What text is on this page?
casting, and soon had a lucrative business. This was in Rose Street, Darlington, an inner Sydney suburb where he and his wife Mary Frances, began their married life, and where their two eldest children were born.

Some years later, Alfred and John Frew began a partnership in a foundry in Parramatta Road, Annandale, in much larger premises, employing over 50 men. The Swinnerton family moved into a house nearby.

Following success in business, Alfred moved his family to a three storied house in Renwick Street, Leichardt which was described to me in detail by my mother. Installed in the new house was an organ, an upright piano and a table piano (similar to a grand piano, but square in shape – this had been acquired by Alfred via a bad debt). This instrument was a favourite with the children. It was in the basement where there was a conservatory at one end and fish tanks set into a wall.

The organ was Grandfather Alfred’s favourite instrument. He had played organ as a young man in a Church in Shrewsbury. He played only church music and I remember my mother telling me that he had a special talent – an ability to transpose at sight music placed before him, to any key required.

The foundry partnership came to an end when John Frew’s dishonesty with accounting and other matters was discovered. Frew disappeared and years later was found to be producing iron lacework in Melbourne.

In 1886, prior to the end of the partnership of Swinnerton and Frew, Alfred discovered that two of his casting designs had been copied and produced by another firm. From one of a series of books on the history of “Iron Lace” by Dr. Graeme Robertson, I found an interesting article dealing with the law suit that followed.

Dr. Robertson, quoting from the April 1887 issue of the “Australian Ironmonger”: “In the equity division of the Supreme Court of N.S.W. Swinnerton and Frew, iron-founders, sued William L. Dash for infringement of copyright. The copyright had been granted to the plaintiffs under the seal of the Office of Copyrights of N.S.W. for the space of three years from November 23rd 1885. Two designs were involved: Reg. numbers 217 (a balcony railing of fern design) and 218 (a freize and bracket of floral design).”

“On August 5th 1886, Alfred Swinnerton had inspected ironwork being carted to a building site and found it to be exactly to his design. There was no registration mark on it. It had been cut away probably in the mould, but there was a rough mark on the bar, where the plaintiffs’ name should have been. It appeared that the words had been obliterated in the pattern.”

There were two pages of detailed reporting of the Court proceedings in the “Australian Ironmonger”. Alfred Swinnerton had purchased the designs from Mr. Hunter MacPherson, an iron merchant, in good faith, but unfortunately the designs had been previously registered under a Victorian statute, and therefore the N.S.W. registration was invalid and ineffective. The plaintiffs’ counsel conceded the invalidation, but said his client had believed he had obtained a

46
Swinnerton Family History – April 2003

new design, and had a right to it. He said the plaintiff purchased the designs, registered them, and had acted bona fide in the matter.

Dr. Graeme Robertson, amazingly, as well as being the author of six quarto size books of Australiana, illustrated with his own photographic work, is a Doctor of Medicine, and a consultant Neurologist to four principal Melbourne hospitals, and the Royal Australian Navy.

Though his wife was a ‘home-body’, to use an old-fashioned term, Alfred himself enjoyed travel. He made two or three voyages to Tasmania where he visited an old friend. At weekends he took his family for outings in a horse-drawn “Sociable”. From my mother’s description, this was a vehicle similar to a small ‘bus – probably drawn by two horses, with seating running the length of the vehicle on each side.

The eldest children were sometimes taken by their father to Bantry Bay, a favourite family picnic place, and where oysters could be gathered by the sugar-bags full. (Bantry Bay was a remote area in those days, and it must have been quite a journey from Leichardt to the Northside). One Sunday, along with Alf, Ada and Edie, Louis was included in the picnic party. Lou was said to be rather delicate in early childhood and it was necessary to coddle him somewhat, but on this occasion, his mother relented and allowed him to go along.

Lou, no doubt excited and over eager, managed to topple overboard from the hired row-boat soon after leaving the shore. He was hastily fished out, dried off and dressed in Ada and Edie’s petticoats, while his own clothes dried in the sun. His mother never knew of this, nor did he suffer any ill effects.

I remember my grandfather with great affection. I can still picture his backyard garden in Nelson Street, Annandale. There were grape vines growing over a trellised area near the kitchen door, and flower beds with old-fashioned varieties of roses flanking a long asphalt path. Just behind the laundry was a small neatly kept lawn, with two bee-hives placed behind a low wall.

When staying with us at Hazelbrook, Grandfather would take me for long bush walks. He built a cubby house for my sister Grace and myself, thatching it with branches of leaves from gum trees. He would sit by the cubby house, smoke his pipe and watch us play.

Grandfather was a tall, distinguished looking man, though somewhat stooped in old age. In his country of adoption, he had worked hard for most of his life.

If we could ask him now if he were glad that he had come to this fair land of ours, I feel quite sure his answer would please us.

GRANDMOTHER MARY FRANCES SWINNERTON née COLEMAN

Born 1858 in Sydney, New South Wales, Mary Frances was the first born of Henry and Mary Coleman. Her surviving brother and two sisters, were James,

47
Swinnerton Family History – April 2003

....

■ SET TASK ■
Take the entries above and transcribe them in full.

■ RESPONSE TO THE EXERCISE ■
What text is on this page?
casting, and soon had a lucrative business. This was in Rose Street, Darlington, an inner Sydney suburb where he and his wife Mary Frances, began their married life, and where their two eldest children were born.

Some years later, Alfred and John Frew began a partnership in a foundry in Parramatta Road, Annandale, in much larger premises, employing over 50 men. The Swinnerton family moved into a house nearby.

Following success in business, Alfred moved his family to a three storied house in Renwick Street, Leichardt which was described to me in detail by my mother. Installed in the new house was an organ, an upright piano and a table piano (similar to a grand piano, but square in shape – this had been acquired by Alfred via a bad debt). This instrument was a favourite with the children. It was in the basement where there was a conservatory at one end and fish tanks set into a wall.

The organ was Grandfather Alfred’s favourite instrument. He had played organ as a young man in a Church in Shrewsbury. He played only church music and I remember my mother telling me that he had a special talent – an ability to transpose at sight music placed before him, to any key required.

The foundry partnership came to an end when John Frew’s dishonesty with accounting and other matters was discovered. Frew disappeared and years later was found to be producing iron lacework in Melbourne.

In 1886, prior to the end of the partnership of Swinnerton and Frew, Alfred discovered that two of his casting designs had been copied and produced by another firm. From one of a series of books on the history of “Iron Lace” by Dr. Graeme Robertson, I found an interesting article dealing with the law suit that followed.

Dr. Robertson, quoting from the April 1887 issue of the “Australian Ironmonger”: “In the equity division of the Supreme Court of N.S.W. Swinnerton and Frew, iron-founders, sued William L. Dash for infringement of copyright. The copyright had been granted to the plaintiffs under the seal of the Office of Copyrights of N.S.W. for the space of three years from November 23rd 1885. Two designs were involved: Reg. numbers 217 (a balcony railing of fern design) and 218 (a freize and bracket of floral design).”

“On August 5th 1886, Alfred Swinnerton had inspected ironwork being carted to a building site and found it to be exactly to his design. There was no registration mark on it. It had been cut away probably in the mould, but there was a rough mark on the bar, where the plaintiffs’ name should have been. It appeared that the words had been obliterated in the pattern.”

There were two pages of detailed reporting of the Court proceedings in the “Australian Ironmonger”. Alfred Swinnerton had purchased the designs from Mr. Hunter MacPherson, an iron merchant, in good faith, but unfortunately the designs had been previously registered under a Victorian statute, and therefore the N.S.W. registration was invalid and ineffective. The plaintiffs’ counsel conceded the invalidation, but said his client had believed he had obtained a

46
Swinnerton Family History – April 2003

new design, and had a right to it. He said the plaintiff purchased the designs, registered them, and had acted bona fide in the matter.

Dr. Graeme Robertson, amazingly, as well as being the author of six quarto size books of Australiana, illustrated with his own photographic work, is a Doctor of Medicine, and a consultant Neurologist to four principal Melbourne hospitals, and the Royal Australian Navy.

Though his wife was a ‘home-body’, to use an old-fashioned term, Alfred himself enjoyed travel. He made two or three voyages to Tasmania where he visited an old friend. At weekends he took his family for outings in a horse-drawn “Sociable”. From my mother’s description, this was a vehicle similar to a small ‘bus – probably drawn by two horses, with seating running the length of the vehicle on each side.

The eldest children were sometimes taken by their father to Bantry Bay, a favourite family picnic place, and where oysters could be gathered by the sugar-bags full. (Bantry Bay was a remote area in those days, and it must have been quite a journey from Leichardt to the Northside). One Sunday, along with Alf, Ada and Edie, Louis was included in the picnic party. Lou was said to be rather delicate in early childhood and it was necessary to coddle him somewhat, but on this occasion, his mother relented and allowed him to go along.

Lou, no doubt excited and over eager, managed to topple overboard from the hired row-boat soon after leaving the shore. He was hastily fished out, dried off and dressed in Ada and Edie’s petticoats, while his own clothes dried in the sun. His mother never knew of this, nor did he suffer any ill effects.

I remember my grandfather with great affection. I can still picture his backyard garden in Nelson Street, Annandale. There were grape vines growing over a trellised area near the kitchen door, and flower beds with old-fashioned varieties of roses flanking a long asphalt path. Just behind the laundry was a small neatly kept lawn, with two bee-hives placed behind a low wall.

When staying with us at Hazelbrook, Grandfather would take me for long bush walks. He built a cubby house for my sister Grace and myself, thatching it with branches of leaves from gum trees. He would sit by the cubby house, smoke his pipe and watch us play.

Grandfather was a tall, distinguished looking man, though somewhat stooped in old age. In his country of adoption, he had worked hard for most of his life.

If we could ask him now if he were glad that he had come to this fair land of ours, I feel quite sure his answer would please us.

GRANDMOTHER MARY FRANCES SWINNERTON née COLEMAN

Born 1858 in Sydney, New South Wales, Mary Frances was the first born of Henry and Mary Coleman. Her surviving brother and two sisters, were James,

47
Swinnerton Family History – April 2003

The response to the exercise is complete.